### [Entries]
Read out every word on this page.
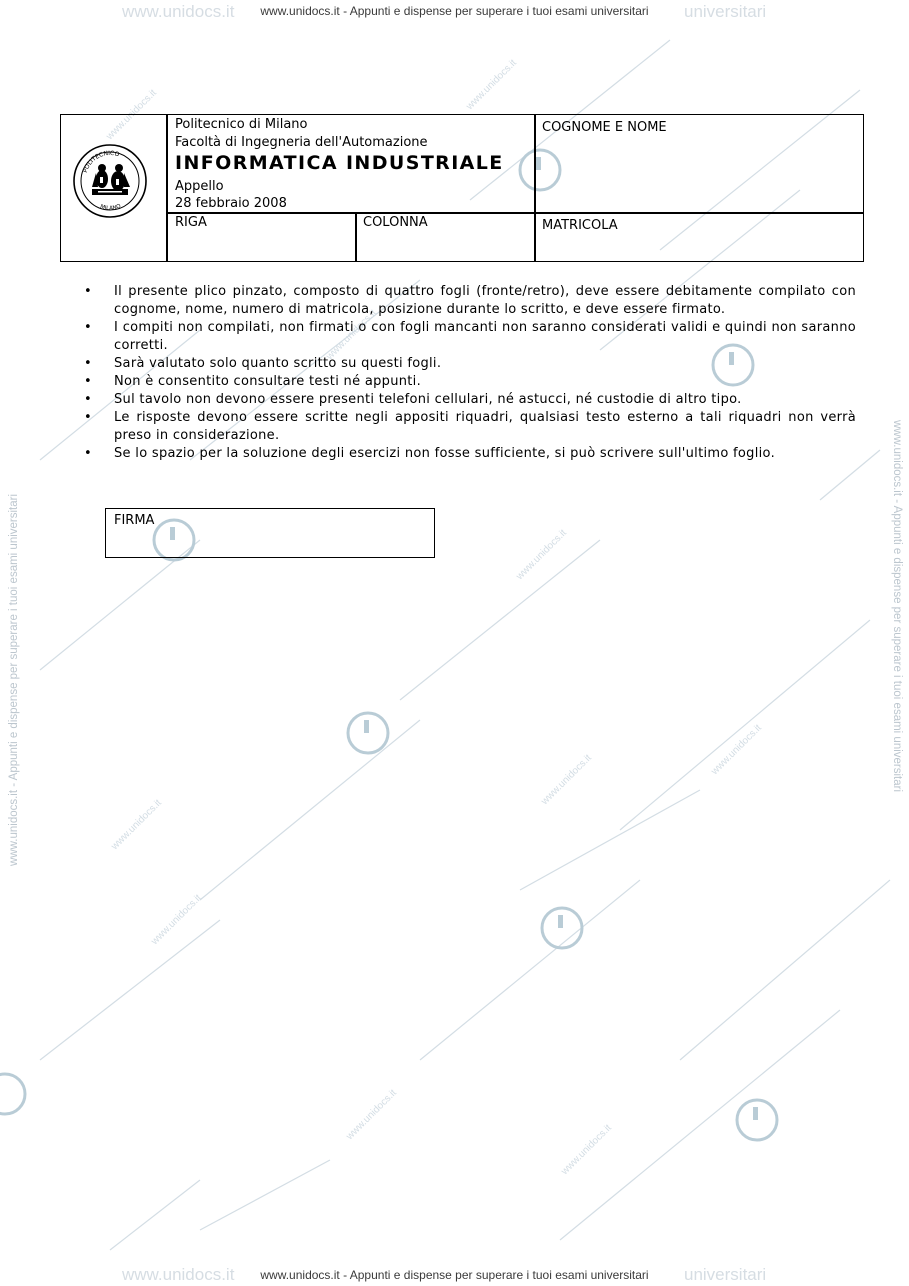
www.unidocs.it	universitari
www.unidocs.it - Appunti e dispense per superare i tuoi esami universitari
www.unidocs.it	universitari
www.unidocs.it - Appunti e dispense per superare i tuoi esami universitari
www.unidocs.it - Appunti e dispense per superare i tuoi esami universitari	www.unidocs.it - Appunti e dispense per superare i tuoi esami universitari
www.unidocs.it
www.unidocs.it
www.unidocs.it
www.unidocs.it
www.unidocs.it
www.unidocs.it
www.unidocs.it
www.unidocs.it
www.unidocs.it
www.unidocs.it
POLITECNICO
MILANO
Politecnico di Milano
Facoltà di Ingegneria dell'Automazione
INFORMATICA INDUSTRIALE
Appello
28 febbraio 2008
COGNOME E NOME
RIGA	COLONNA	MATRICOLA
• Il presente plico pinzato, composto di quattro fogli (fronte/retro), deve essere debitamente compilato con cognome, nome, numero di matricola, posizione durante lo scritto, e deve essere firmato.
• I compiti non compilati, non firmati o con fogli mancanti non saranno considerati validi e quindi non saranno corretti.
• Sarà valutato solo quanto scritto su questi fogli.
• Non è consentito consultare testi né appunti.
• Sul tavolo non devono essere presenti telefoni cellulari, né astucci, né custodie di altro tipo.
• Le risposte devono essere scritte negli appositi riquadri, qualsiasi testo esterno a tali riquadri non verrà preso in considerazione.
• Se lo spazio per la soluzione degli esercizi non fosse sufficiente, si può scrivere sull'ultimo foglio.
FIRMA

### [Stated problem]
Leaving out the pictures, repeat the data above exactly.

### [Task output]
Read out every word on this page.
www.unidocs.it	universitari
www.unidocs.it - Appunti e dispense per superare i tuoi esami universitari
www.unidocs.it	universitari
www.unidocs.it - Appunti e dispense per superare i tuoi esami universitari
www.unidocs.it - Appunti e dispense per superare i tuoi esami universitari	www.unidocs.it - Appunti e dispense per superare i tuoi esami universitari
www.unidocs.it
www.unidocs.it
www.unidocs.it
www.unidocs.it
www.unidocs.it
www.unidocs.it
www.unidocs.it
www.unidocs.it
www.unidocs.it
www.unidocs.it
POLITECNICO
MILANO
Politecnico di Milano
Facoltà di Ingegneria dell'Automazione
INFORMATICA INDUSTRIALE
Appello
28 febbraio 2008
COGNOME E NOME
RIGA	COLONNA	MATRICOLA
• Il presente plico pinzato, composto di quattro fogli (fronte/retro), deve essere debitamente compilato con cognome, nome, numero di matricola, posizione durante lo scritto, e deve essere firmato.
• I compiti non compilati, non firmati o con fogli mancanti non saranno considerati validi e quindi non saranno corretti.
• Sarà valutato solo quanto scritto su questi fogli.
• Non è consentito consultare testi né appunti.
• Sul tavolo non devono essere presenti telefoni cellulari, né astucci, né custodie di altro tipo.
• Le risposte devono essere scritte negli appositi riquadri, qualsiasi testo esterno a tali riquadri non verrà preso in considerazione.
• Se lo spazio per la soluzione degli esercizi non fosse sufficiente, si può scrivere sull'ultimo foglio.
FIRMA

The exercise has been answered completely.